ZITIERTER ABSCHNITT
========================================================================
Bukhara, am 12.Juli.2019 

                                                                                                                                                                           Rundblick vom Riesenrad

 

Ich war noch nicht mit dem Geburtstag zu Ende. Am späten Nachmittag war ich für ´ne Stunde in den Gassen der Altstadt unterwegs, und wurde von den Arbeitern aus der Provinz, die hier in der Tageshitze für ein paar Euro am Tag  an einem Haus bauten, zum Abendbrot und drei kleinen Wodka eingeladen. Der Mann in Lila hatte auch Geburtstag, seinen 35sten. Nachher werde ich nochmal vorbei gehen und ihnen ein paar Bier vorbeibringen.

 

 

Abends waren wir mit ihrer besten Freundin in einen Vergnügungspark, aßen ein gutgewürztes  Schich-Kebab und Eis. Die Mädels hatten Spaß im Autoscooter und ich am Blick über die Dächer von Bukhara.

 

 

Der Spaziergang zurück durch Parks, in denen Familien die laue Abendluft genossen und vorbei an der großen Moschee spazierten wir zurück zu meinem Hotel, sie nahm ein Taxi, das hier nur Pfennige kostet nach Hause.
========================================================================
BEREITGESTELLTES MATERIAL
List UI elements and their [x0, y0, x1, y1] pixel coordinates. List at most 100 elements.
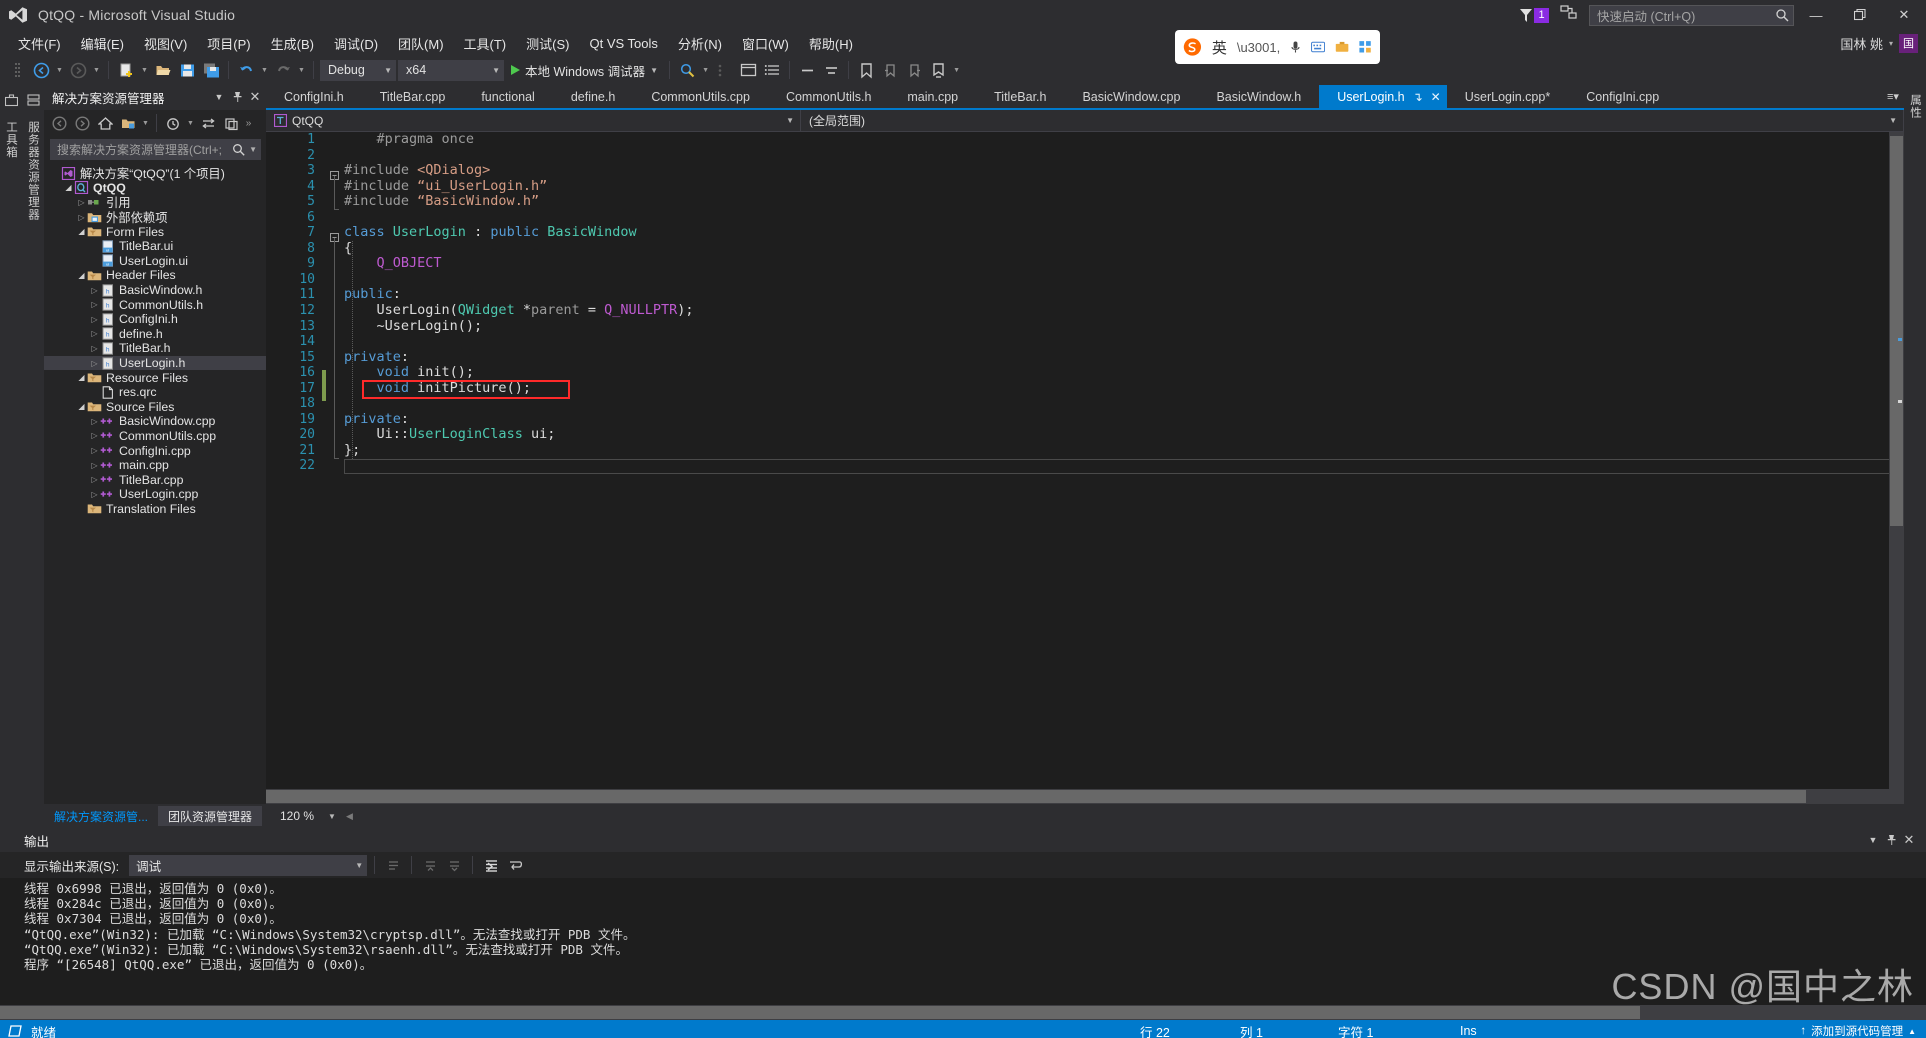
========================================================================
SCHRIFTLICHER AUFTRAG
Entnimm dem Reisebericht aus Bukhara wortgetreu das Stück, das mit „Bukhara, am 12.Juli.2019“ anfängt und bis einschließlich „Dächer von Bukhara.“ weitergeht. Die Auflistung ist eigenständiges Material und gehört nicht zum Reisebericht.

RICHTIGE ANTWORT
Bukhara, am 12.Juli.2019 

                                                                                                                                                                           Rundblick vom Riesenrad

 

Ich war noch nicht mit dem Geburtstag zu Ende. Am späten Nachmittag war ich für ´ne Stunde in den Gassen der Altstadt unterwegs, und wurde von den Arbeitern aus der Provinz, die hier in der Tageshitze für ein paar Euro am Tag  an einem Haus bauten, zum Abendbrot und drei kleinen Wodka eingeladen. Der Mann in Lila hatte auch Geburtstag, seinen 35sten. Nachher werde ich nochmal vorbei gehen und ihnen ein paar Bier vorbeibringen.

 

 

Abends waren wir mit ihrer besten Freundin in einen Vergnügungspark, aßen ein gutgewürztes  Schich-Kebab und Eis. Die Mädels hatten Spaß im Autoscooter und ich am Blick über die Dächer von Bukhara.